Items listed in a dataset
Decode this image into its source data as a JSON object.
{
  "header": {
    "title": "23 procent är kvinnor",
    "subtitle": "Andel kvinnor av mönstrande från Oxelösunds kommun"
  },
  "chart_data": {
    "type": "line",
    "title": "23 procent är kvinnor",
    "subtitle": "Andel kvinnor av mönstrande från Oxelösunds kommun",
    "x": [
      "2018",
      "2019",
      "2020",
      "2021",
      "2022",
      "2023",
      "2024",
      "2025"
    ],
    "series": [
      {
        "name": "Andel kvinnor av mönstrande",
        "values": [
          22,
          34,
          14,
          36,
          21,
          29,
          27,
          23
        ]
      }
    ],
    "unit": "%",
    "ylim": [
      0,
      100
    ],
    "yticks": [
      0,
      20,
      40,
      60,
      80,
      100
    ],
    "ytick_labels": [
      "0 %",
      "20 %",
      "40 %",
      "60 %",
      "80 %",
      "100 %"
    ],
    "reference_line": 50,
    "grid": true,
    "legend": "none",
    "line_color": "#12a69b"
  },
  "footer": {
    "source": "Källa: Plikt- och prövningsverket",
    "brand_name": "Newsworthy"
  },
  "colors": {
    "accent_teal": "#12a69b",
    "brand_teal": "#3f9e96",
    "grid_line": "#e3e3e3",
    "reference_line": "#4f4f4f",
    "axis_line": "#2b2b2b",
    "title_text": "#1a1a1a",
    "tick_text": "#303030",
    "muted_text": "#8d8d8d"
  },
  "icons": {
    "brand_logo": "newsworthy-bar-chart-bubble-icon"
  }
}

» AIM
Reproduce all data above, unchanged.

» EXPECTED ANSWER
Decode this image into its source data as a JSON object.
{
  "header": {
    "title": "23 procent är kvinnor",
    "subtitle": "Andel kvinnor av mönstrande från Oxelösunds kommun"
  },
  "chart_data": {
    "type": "line",
    "title": "23 procent är kvinnor",
    "subtitle": "Andel kvinnor av mönstrande från Oxelösunds kommun",
    "x": [
      "2018",
      "2019",
      "2020",
      "2021",
      "2022",
      "2023",
      "2024",
      "2025"
    ],
    "series": [
      {
        "name": "Andel kvinnor av mönstrande",
        "values": [
          22,
          34,
          14,
          36,
          21,
          29,
          27,
          23
        ]
      }
    ],
    "unit": "%",
    "ylim": [
      0,
      100
    ],
    "yticks": [
      0,
      20,
      40,
      60,
      80,
      100
    ],
    "ytick_labels": [
      "0 %",
      "20 %",
      "40 %",
      "60 %",
      "80 %",
      "100 %"
    ],
    "reference_line": 50,
    "grid": true,
    "legend": "none",
    "line_color": "#12a69b"
  },
  "footer": {
    "source": "Källa: Plikt- och prövningsverket",
    "brand_name": "Newsworthy"
  },
  "colors": {
    "accent_teal": "#12a69b",
    "brand_teal": "#3f9e96",
    "grid_line": "#e3e3e3",
    "reference_line": "#4f4f4f",
    "axis_line": "#2b2b2b",
    "title_text": "#1a1a1a",
    "tick_text": "#303030",
    "muted_text": "#8d8d8d"
  },
  "icons": {
    "brand_logo": "newsworthy-bar-chart-bubble-icon"
  }
}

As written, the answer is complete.